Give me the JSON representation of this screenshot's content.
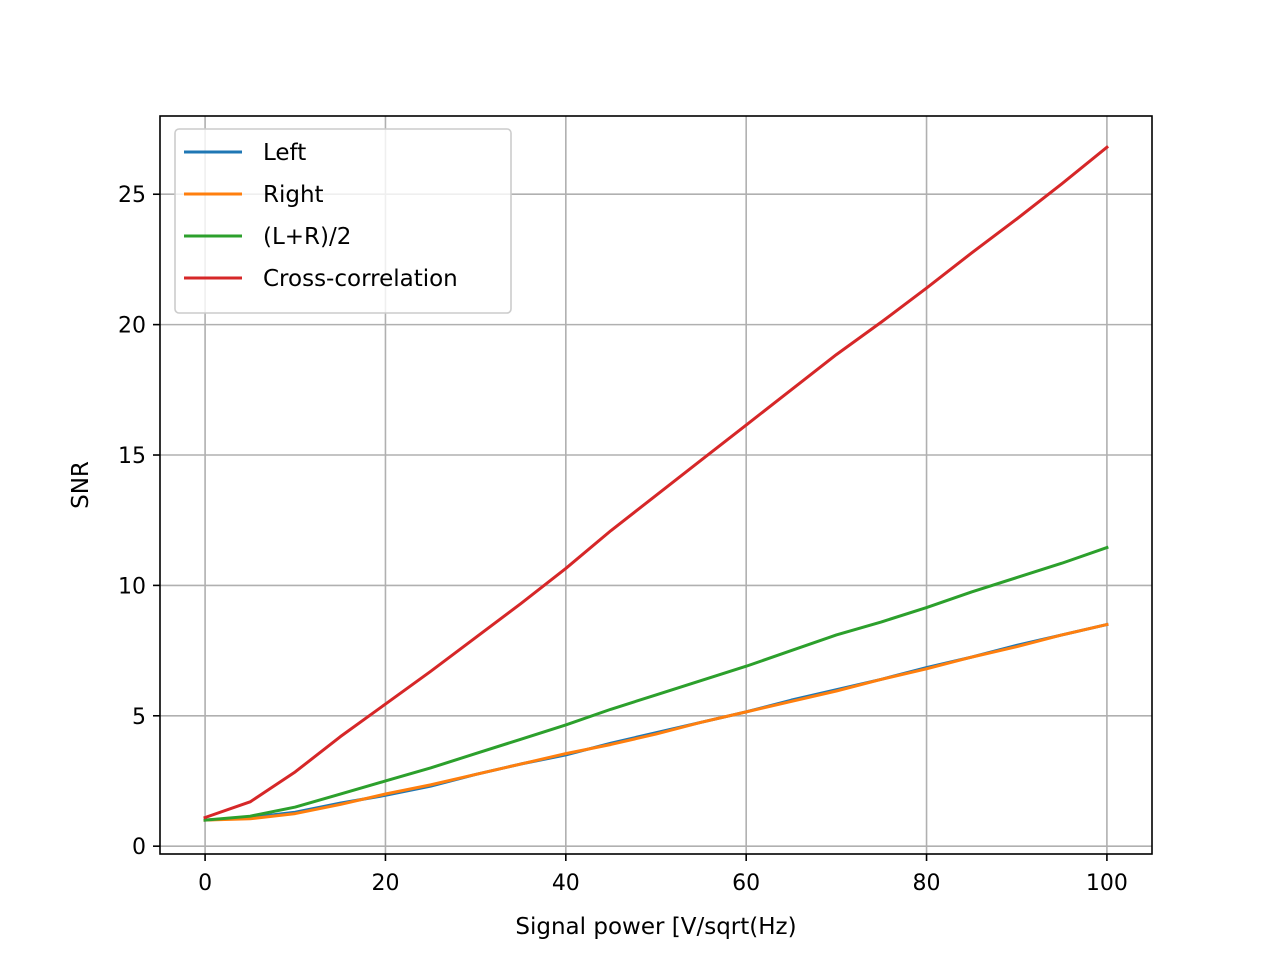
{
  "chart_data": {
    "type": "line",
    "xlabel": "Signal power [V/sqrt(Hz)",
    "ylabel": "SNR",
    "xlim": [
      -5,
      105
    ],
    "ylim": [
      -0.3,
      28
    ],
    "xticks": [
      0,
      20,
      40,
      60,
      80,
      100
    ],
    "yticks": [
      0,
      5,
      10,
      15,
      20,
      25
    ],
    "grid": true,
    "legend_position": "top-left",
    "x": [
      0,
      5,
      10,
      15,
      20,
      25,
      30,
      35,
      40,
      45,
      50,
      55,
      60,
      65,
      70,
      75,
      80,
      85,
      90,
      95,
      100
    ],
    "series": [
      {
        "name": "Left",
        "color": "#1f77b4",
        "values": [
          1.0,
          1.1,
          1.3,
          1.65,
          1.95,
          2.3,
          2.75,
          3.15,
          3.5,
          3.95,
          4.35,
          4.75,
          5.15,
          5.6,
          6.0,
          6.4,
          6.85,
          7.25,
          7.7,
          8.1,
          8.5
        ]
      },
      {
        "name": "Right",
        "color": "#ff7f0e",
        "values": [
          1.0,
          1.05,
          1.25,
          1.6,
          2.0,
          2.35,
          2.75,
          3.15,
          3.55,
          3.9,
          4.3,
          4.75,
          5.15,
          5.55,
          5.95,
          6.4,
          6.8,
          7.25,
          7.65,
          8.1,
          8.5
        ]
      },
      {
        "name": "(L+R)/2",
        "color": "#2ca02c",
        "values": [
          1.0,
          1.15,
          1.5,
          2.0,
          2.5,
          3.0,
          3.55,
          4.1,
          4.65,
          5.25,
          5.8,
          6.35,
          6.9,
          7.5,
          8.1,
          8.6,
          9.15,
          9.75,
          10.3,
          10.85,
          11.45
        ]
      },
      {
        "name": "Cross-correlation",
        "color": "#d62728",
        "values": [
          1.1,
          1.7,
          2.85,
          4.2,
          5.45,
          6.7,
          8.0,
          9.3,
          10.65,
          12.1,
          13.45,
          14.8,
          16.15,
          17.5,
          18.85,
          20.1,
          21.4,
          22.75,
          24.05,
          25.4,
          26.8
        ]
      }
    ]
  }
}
·····
> _WHAT THIS TASK INVOLVES_
From the data, collect all lines where the string "name" appears.

> _SOLUTION TO THIS PROBLEM_
        "name": "Left",
        "name": "Right",
        "name": "(L+R)/2",
        "name": "Cross-correlation",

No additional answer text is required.